____ Input for this task

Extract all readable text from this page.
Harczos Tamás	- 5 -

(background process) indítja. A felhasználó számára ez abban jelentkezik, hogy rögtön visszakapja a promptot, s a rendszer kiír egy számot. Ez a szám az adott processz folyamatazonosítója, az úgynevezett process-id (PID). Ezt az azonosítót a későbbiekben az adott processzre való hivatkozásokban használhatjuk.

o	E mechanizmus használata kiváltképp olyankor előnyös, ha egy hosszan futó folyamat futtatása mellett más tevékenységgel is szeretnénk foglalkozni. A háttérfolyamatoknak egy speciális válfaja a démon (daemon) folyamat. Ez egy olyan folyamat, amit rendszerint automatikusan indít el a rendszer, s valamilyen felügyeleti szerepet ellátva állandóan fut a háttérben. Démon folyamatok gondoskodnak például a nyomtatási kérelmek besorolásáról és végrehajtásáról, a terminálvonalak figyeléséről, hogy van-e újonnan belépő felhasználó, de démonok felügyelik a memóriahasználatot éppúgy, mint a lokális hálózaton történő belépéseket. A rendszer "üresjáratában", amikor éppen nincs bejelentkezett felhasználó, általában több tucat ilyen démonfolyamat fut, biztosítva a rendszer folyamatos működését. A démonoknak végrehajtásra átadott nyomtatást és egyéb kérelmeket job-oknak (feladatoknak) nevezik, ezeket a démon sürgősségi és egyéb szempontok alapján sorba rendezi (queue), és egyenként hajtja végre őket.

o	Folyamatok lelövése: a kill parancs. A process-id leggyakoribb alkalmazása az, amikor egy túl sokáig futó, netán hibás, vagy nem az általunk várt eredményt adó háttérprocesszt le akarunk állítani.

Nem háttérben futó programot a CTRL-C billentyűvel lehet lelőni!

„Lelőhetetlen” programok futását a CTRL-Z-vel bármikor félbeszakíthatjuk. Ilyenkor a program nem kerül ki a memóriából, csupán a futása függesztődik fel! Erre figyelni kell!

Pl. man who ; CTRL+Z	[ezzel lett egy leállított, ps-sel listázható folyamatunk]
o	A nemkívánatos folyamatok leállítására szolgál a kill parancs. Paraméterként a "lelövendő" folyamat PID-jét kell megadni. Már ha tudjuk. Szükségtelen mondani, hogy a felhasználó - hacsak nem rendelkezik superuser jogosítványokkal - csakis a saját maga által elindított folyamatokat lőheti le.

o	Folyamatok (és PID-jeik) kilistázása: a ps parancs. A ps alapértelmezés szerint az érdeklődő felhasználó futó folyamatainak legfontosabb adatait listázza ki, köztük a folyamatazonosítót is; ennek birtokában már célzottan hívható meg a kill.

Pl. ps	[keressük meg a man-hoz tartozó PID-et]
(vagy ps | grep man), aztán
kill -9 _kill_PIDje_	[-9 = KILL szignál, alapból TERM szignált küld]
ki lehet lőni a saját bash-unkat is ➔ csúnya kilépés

________

> Task to carry out
Sift the material for lines with the string "lehet". Copy each one found.

> Solution to this problem
Nem háttérben futó programot a CTRL-C billentyűvel lehet lelőni!
ki lehet lőni a saját bash-unkat is ➔ csúnya kilépés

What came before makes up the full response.